*** SUPPLIED MATERIAL ***

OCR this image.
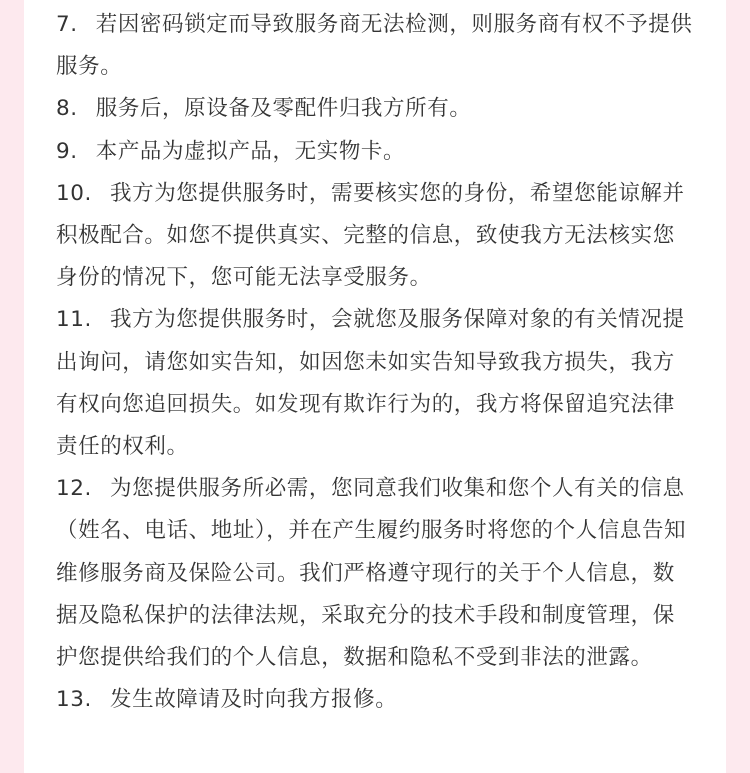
7. 若因密码锁定而导致服务商无法检测，则服务商有权不予提供服务。

8. 服务后，原设备及零配件归我方所有。

9. 本产品为虚拟产品，无实物卡。

10. 我方为您提供服务时，需要核实您的身份，希望您能谅解并积极配合。如您不提供真实、完整的信息，致使我方无法核实您身份的情况下，您可能无法享受服务。

11. 我方为您提供服务时，会就您及服务保障对象的有关情况提出询问，请您如实告知，如因您未如实告知导致我方损失，我方有权向您追回损失。如发现有欺诈行为的，我方将保留追究法律责任的权利。

12. 为您提供服务所必需，您同意我们收集和您个人有关的信息（姓名、电话、地址），并在产生履约服务时将您的个人信息告知维修服务商及保险公司。我们严格遵守现行的关于个人信息，数据及隐私保护的法律法规，采取充分的技术手段和制度管理，保护您提供给我们的个人信息，数据和隐私不受到非法的泄露。

13. 发生故障请及时向我方报修。
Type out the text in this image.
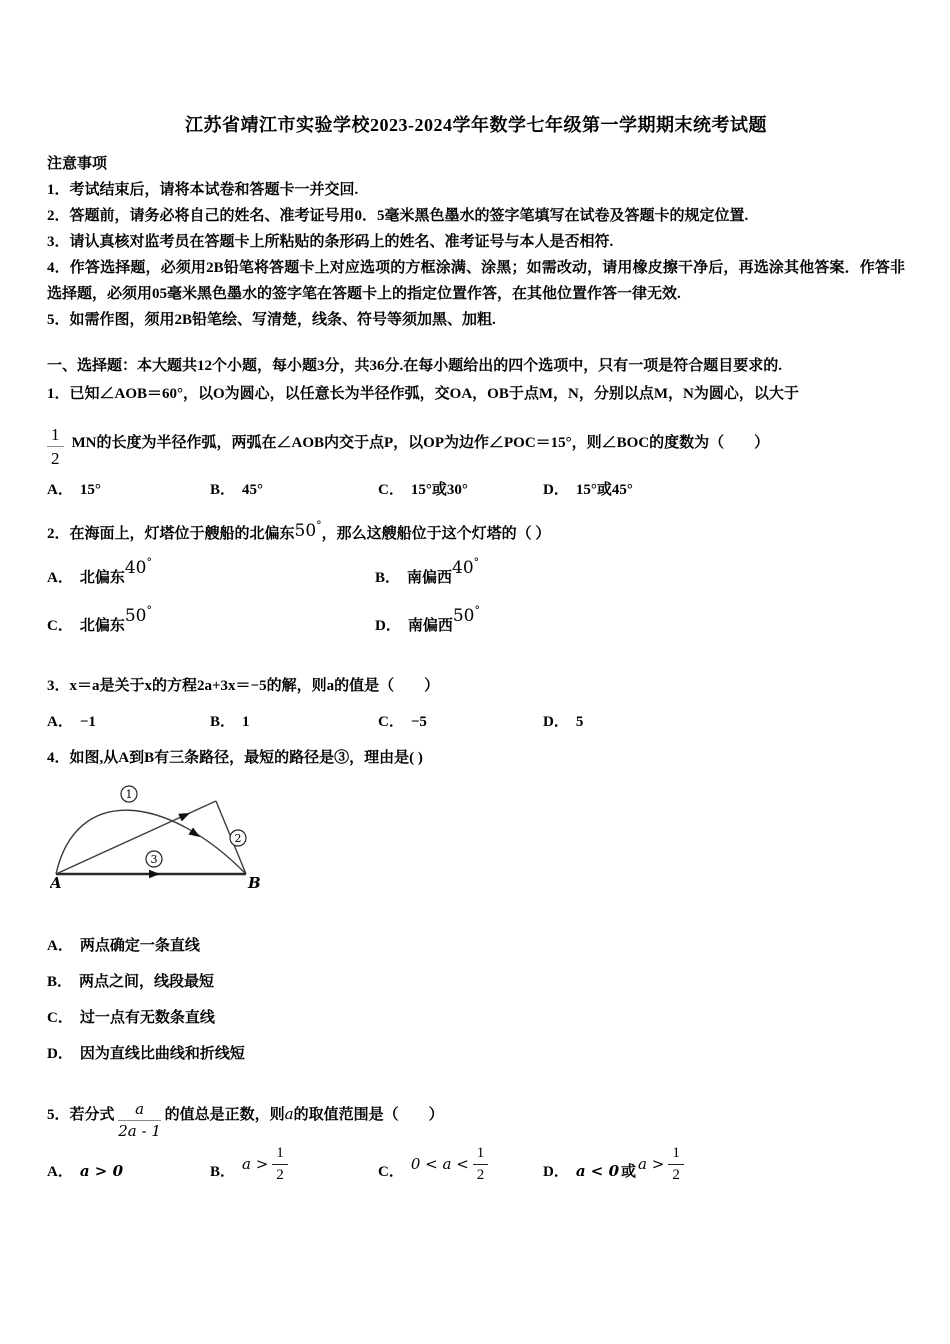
江苏省靖江市实验学校2023-2024学年数学七年级第一学期期末统考试题
注意事项

1．考试结束后，请将本试卷和答题卡一并交回.

2．答题前，请务必将自己的姓名、准考证号用0．5毫米黑色墨水的签字笔填写在试卷及答题卡的规定位置.

3．请认真核对监考员在答题卡上所粘贴的条形码上的姓名、准考证号与本人是否相符.

4．作答选择题，必须用2B铅笔将答题卡上对应选项的方框涂满、涂黑；如需改动，请用橡皮擦干净后，再选涂其他答案．作答非选择题，必须用05毫米黑色墨水的签字笔在答题卡上的指定位置作答，在其他位置作答一律无效.

5．如需作图，须用2B铅笔绘、写清楚，线条、符号等须加黑、加粗.

一、选择题：本大题共12个小题，每小题3分，共36分.在每小题给出的四个选项中，只有一项是符合题目要求的.

1．已知∠AOB＝60°，以O为圆心，以任意长为半径作弧，交OA，OB于点M，N，分别以点M，N为圆心，以大于

$\frac{1}{2}$ MN的长度为半径作弧，两弧在∠AOB内交于点P，以OP为边作∠POC＝15°，则∠BOC的度数为（　　）
A． 15°	B． 45°	C． 15°或30°	D． 15°或45°

2．在海面上，灯塔位于艘船的北偏东50°，那么这艘船位于这个灯塔的（ ）

A． 北偏东40°
B． 南偏西40°
C． 北偏东50°
D． 南偏西50°

3．x＝a是关于x的方程2a+3x＝−5的解，则a的值是（　　）

A． −1	B． 1	C． −5	D． 5

4．如图,从A到B有三条路径，最短的路径是③，理由是( )

1
2
3
A	B
A． 两点确定一条直线
B． 两点之间，线段最短
C． 过一点有无数条直线
D． 因为直线比曲线和折线短

5．若分式 $\frac{a}{2a - 1}$ 的值总是正数，则a的取值范围是（　　）

A． a > 0	B． $a > \frac{1}{2}$	C． $0 < a < \frac{1}{2}$	D． a < 0 或 $a > \frac{1}{2}$
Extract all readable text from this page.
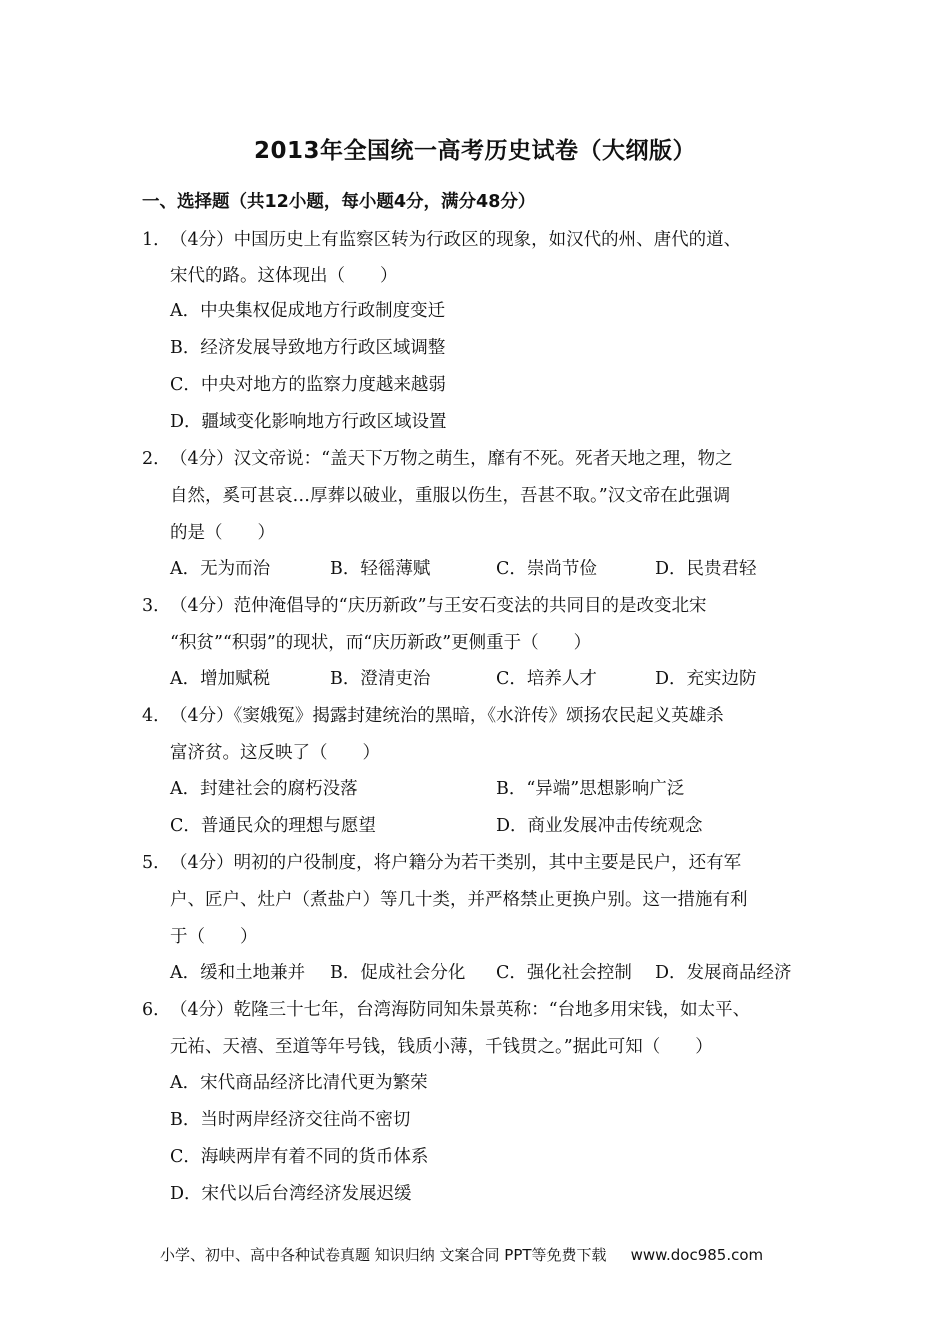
2013年全国统一高考历史试卷（大纲版）
一、选择题（共12小题，每小题4分，满分48分）
1． （4分）中国历史上有监察区转为行政区的现象，如汉代的州、唐代的道、
宋代的路。这体现出（　　）
A．中央集权促成地方行政制度变迁
B．经济发展导致地方行政区域调整
C．中央对地方的监察力度越来越弱
D．疆域变化影响地方行政区域设置
2． （4分）汉文帝说：“盖天下万物之萌生，靡有不死。死者天地之理，物之
自然，奚可甚哀…厚葬以破业，重服以伤生，吾甚不取。”汉文帝在此强调
的是（　　）
A．无为而治	B．轻徭薄赋	C．崇尚节俭	D．民贵君轻
3． （4分）范仲淹倡导的“庆历新政”与王安石变法的共同目的是改变北宋
“积贫”“积弱”的现状，而“庆历新政”更侧重于（　　）
A．增加赋税	B．澄清吏治	C．培养人才	D．充实边防
4． （4分）《窦娥冤》揭露封建统治的黑暗，《水浒传》颂扬农民起义英雄杀
富济贫。这反映了（　　）
A．封建社会的腐朽没落	B．“异端”思想影响广泛
C．普通民众的理想与愿望	D．商业发展冲击传统观念
5． （4分）明初的户役制度，将户籍分为若干类别，其中主要是民户，还有军
户、匠户、灶户（煮盐户）等几十类，并严格禁止更换户别。这一措施有利
于（　　）
A．缓和土地兼并 B．促成社会分化 C．强化社会控制 D．发展商品经济
6． （4分）乾隆三十七年，台湾海防同知朱景英称：“台地多用宋钱，如太平、
元祐、天禧、至道等年号钱，钱质小薄，千钱贯之。”据此可知（　　）
A．宋代商品经济比清代更为繁荣
B．当时两岸经济交往尚不密切
C．海峡两岸有着不同的货币体系
D．宋代以后台湾经济发展迟缓
小学、初中、高中各种试卷真题 知识归纳 文案合同 PPT等免费下载 www.doc985.com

***

▶ WRITTEN EXERCISE: How many lines of the listing above include the word "image"? Reply with the number alone.

▶ SOLUTION TO THE PROBLEM: 2